#### Entries provided:
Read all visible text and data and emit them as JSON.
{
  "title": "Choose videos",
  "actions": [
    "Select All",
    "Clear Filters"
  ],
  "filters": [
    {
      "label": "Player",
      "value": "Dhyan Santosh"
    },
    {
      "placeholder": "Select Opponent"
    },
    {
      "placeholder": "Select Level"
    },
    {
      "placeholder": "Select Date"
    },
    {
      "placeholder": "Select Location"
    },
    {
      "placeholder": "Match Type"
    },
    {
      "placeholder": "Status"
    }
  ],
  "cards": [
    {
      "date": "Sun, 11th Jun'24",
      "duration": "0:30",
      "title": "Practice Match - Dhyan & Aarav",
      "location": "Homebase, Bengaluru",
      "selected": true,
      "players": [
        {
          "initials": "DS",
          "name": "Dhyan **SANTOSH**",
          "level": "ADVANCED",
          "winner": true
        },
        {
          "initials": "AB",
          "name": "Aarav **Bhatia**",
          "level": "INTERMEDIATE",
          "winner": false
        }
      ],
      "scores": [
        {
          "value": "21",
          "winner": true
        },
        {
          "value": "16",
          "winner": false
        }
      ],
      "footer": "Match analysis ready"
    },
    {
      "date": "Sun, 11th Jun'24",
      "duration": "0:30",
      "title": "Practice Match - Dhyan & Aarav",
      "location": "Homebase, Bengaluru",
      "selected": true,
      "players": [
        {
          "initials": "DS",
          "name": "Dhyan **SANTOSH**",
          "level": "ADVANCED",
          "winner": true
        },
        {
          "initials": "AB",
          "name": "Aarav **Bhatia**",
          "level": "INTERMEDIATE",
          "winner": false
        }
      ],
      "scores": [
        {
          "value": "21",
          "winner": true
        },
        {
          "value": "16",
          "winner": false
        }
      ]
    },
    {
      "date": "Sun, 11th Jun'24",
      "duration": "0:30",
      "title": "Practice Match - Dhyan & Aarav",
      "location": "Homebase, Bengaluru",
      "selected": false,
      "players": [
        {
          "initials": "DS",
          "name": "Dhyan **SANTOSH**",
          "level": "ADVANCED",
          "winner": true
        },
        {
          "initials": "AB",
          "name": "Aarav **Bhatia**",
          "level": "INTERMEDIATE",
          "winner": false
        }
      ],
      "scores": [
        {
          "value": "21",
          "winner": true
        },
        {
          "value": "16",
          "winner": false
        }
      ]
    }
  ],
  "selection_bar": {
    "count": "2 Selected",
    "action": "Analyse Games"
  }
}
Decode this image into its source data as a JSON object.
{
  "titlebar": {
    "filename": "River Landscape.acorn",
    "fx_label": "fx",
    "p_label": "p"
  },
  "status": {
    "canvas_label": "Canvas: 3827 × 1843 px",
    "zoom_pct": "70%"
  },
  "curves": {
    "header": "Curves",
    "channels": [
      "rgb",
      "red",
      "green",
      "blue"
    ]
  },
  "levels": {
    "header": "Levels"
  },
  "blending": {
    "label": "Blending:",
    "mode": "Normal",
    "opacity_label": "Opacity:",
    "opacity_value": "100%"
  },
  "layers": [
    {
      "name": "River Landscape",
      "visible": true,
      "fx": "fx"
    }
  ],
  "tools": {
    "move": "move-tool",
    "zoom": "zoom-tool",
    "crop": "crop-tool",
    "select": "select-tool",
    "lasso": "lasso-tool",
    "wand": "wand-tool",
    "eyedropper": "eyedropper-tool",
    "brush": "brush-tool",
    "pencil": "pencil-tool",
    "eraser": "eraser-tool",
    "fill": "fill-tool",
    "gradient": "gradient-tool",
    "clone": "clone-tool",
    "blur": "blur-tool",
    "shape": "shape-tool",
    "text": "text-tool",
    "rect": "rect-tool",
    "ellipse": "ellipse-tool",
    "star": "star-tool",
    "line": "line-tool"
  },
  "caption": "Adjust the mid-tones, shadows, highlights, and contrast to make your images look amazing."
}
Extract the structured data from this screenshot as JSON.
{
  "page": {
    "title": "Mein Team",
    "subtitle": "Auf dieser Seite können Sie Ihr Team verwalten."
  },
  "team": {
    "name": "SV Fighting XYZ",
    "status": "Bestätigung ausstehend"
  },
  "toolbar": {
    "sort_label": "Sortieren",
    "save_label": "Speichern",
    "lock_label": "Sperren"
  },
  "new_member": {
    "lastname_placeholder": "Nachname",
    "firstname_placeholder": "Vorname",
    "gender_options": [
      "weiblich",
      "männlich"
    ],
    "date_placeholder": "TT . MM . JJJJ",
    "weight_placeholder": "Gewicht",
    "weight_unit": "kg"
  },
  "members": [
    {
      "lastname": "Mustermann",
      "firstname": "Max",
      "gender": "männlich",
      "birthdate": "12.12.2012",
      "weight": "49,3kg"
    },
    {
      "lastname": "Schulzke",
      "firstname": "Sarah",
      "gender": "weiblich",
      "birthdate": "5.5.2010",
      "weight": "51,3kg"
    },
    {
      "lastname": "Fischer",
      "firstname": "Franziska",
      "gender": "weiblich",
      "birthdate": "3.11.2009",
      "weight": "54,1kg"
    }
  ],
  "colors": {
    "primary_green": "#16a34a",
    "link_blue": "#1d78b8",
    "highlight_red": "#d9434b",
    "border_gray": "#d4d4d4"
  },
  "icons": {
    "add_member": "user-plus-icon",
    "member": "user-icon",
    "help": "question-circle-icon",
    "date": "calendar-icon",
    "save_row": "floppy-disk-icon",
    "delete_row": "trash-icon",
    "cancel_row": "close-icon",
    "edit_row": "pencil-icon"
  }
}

#### Task to complete:
Transcribe the data above in full, exactly.

#### Exercise result:
Read all visible text and data and emit them as JSON.
{
  "title": "Choose videos",
  "actions": [
    "Select All",
    "Clear Filters"
  ],
  "filters": [
    {
      "label": "Player",
      "value": "Dhyan Santosh"
    },
    {
      "placeholder": "Select Opponent"
    },
    {
      "placeholder": "Select Level"
    },
    {
      "placeholder": "Select Date"
    },
    {
      "placeholder": "Select Location"
    },
    {
      "placeholder": "Match Type"
    },
    {
      "placeholder": "Status"
    }
  ],
  "cards": [
    {
      "date": "Sun, 11th Jun'24",
      "duration": "0:30",
      "title": "Practice Match - Dhyan & Aarav",
      "location": "Homebase, Bengaluru",
      "selected": true,
      "players": [
        {
          "initials": "DS",
          "name": "Dhyan **SANTOSH**",
          "level": "ADVANCED",
          "winner": true
        },
        {
          "initials": "AB",
          "name": "Aarav **Bhatia**",
          "level": "INTERMEDIATE",
          "winner": false
        }
      ],
      "scores": [
        {
          "value": "21",
          "winner": true
        },
        {
          "value": "16",
          "winner": false
        }
      ],
      "footer": "Match analysis ready"
    },
    {
      "date": "Sun, 11th Jun'24",
      "duration": "0:30",
      "title": "Practice Match - Dhyan & Aarav",
      "location": "Homebase, Bengaluru",
      "selected": true,
      "players": [
        {
          "initials": "DS",
          "name": "Dhyan **SANTOSH**",
          "level": "ADVANCED",
          "winner": true
        },
        {
          "initials": "AB",
          "name": "Aarav **Bhatia**",
          "level": "INTERMEDIATE",
          "winner": false
        }
      ],
      "scores": [
        {
          "value": "21",
          "winner": true
        },
        {
          "value": "16",
          "winner": false
        }
      ]
    },
    {
      "date": "Sun, 11th Jun'24",
      "duration": "0:30",
      "title": "Practice Match - Dhyan & Aarav",
      "location": "Homebase, Bengaluru",
      "selected": false,
      "players": [
        {
          "initials": "DS",
          "name": "Dhyan **SANTOSH**",
          "level": "ADVANCED",
          "winner": true
        },
        {
          "initials": "AB",
          "name": "Aarav **Bhatia**",
          "level": "INTERMEDIATE",
          "winner": false
        }
      ],
      "scores": [
        {
          "value": "21",
          "winner": true
        },
        {
          "value": "16",
          "winner": false
        }
      ]
    }
  ],
  "selection_bar": {
    "count": "2 Selected",
    "action": "Analyse Games"
  }
}
Decode this image into its source data as a JSON object.
{
  "titlebar": {
    "filename": "River Landscape.acorn",
    "fx_label": "fx",
    "p_label": "p"
  },
  "status": {
    "canvas_label": "Canvas: 3827 × 1843 px",
    "zoom_pct": "70%"
  },
  "curves": {
    "header": "Curves",
    "channels": [
      "rgb",
      "red",
      "green",
      "blue"
    ]
  },
  "levels": {
    "header": "Levels"
  },
  "blending": {
    "label": "Blending:",
    "mode": "Normal",
    "opacity_label": "Opacity:",
    "opacity_value": "100%"
  },
  "layers": [
    {
      "name": "River Landscape",
      "visible": true,
      "fx": "fx"
    }
  ],
  "tools": {
    "move": "move-tool",
    "zoom": "zoom-tool",
    "crop": "crop-tool",
    "select": "select-tool",
    "lasso": "lasso-tool",
    "wand": "wand-tool",
    "eyedropper": "eyedropper-tool",
    "brush": "brush-tool",
    "pencil": "pencil-tool",
    "eraser": "eraser-tool",
    "fill": "fill-tool",
    "gradient": "gradient-tool",
    "clone": "clone-tool",
    "blur": "blur-tool",
    "shape": "shape-tool",
    "text": "text-tool",
    "rect": "rect-tool",
    "ellipse": "ellipse-tool",
    "star": "star-tool",
    "line": "line-tool"
  },
  "caption": "Adjust the mid-tones, shadows, highlights, and contrast to make your images look amazing."
}
Extract the structured data from this screenshot as JSON.
{
  "page": {
    "title": "Mein Team",
    "subtitle": "Auf dieser Seite können Sie Ihr Team verwalten."
  },
  "team": {
    "name": "SV Fighting XYZ",
    "status": "Bestätigung ausstehend"
  },
  "toolbar": {
    "sort_label": "Sortieren",
    "save_label": "Speichern",
    "lock_label": "Sperren"
  },
  "new_member": {
    "lastname_placeholder": "Nachname",
    "firstname_placeholder": "Vorname",
    "gender_options": [
      "weiblich",
      "männlich"
    ],
    "date_placeholder": "TT . MM . JJJJ",
    "weight_placeholder": "Gewicht",
    "weight_unit": "kg"
  },
  "members": [
    {
      "lastname": "Mustermann",
      "firstname": "Max",
      "gender": "männlich",
      "birthdate": "12.12.2012",
      "weight": "49,3kg"
    },
    {
      "lastname": "Schulzke",
      "firstname": "Sarah",
      "gender": "weiblich",
      "birthdate": "5.5.2010",
      "weight": "51,3kg"
    },
    {
      "lastname": "Fischer",
      "firstname": "Franziska",
      "gender": "weiblich",
      "birthdate": "3.11.2009",
      "weight": "54,1kg"
    }
  ],
  "colors": {
    "primary_green": "#16a34a",
    "link_blue": "#1d78b8",
    "highlight_red": "#d9434b",
    "border_gray": "#d4d4d4"
  },
  "icons": {
    "add_member": "user-plus-icon",
    "member": "user-icon",
    "help": "question-circle-icon",
    "date": "calendar-icon",
    "save_row": "floppy-disk-icon",
    "delete_row": "trash-icon",
    "cancel_row": "close-icon",
    "edit_row": "pencil-icon"
  }
}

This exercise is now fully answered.